WORK REQUIRED
Report every line from the material that contains the word "assigns".

··········

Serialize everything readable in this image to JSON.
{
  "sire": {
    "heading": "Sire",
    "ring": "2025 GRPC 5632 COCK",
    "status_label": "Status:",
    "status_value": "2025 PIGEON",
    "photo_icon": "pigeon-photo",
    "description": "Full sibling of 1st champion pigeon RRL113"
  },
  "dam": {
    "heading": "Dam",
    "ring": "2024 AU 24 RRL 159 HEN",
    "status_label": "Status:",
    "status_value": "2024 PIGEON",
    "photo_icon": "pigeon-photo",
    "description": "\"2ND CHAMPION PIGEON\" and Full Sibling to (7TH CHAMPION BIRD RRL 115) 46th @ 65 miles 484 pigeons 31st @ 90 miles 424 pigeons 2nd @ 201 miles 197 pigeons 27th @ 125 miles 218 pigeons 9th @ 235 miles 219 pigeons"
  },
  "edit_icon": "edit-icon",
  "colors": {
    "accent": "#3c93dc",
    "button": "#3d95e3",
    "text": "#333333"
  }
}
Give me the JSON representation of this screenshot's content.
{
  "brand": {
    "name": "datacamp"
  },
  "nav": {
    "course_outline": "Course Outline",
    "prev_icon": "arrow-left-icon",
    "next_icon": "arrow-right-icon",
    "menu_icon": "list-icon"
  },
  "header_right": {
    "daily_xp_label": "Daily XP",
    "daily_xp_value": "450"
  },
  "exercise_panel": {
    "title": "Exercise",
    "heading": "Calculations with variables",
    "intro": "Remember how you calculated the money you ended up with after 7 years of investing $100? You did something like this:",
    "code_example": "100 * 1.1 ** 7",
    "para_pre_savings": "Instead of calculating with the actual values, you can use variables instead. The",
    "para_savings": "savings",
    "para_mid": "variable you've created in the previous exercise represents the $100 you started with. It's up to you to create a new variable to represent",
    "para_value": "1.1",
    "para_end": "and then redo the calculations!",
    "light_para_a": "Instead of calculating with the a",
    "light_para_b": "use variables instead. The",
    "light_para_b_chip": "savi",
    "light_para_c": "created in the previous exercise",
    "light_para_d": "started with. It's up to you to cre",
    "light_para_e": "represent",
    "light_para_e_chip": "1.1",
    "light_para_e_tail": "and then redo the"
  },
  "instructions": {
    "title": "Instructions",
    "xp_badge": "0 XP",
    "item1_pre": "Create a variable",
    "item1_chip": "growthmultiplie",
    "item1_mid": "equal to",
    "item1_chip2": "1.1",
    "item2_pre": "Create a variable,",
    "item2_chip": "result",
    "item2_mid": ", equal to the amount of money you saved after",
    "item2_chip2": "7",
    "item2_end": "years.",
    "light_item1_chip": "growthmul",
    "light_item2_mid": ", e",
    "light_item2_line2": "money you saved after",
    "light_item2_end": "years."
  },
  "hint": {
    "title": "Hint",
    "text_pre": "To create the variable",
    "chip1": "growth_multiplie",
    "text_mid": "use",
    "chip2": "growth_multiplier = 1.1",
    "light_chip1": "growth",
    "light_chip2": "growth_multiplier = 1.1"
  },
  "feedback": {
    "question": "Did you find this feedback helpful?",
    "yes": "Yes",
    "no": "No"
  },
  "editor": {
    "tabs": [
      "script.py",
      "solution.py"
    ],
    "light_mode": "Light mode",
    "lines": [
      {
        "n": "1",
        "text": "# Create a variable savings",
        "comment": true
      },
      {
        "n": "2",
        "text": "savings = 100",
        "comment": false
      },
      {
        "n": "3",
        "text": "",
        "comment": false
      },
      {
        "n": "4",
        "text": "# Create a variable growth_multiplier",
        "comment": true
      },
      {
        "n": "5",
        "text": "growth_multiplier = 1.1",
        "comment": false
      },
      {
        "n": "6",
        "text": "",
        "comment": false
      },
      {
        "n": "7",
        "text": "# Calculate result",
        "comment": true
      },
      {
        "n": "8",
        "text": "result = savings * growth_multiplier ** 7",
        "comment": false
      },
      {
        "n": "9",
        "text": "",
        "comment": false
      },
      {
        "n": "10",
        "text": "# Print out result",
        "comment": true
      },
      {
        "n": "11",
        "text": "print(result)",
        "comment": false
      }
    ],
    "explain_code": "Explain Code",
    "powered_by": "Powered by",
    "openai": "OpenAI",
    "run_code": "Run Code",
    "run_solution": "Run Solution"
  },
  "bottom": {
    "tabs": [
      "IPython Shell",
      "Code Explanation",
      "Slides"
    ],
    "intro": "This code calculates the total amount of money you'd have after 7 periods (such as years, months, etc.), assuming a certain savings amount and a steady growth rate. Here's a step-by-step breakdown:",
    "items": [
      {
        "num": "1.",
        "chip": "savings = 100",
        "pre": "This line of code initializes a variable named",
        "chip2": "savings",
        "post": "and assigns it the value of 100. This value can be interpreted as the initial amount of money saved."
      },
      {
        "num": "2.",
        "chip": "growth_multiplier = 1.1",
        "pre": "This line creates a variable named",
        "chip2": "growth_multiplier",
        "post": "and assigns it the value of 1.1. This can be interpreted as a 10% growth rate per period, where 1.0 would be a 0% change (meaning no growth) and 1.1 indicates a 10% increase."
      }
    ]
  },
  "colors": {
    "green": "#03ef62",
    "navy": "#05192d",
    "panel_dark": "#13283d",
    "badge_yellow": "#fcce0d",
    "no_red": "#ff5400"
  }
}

··········

TASK RESPONSE
        "post": "and assigns it the value of 100. This value can be interpreted as the initial amount of money saved."
        "post": "and assigns it the value of 1.1. This can be interpreted as a 10% growth rate per period, where 1.0 would be a 0% change (meaning no growth) and 1.1 indicates a 10% increase."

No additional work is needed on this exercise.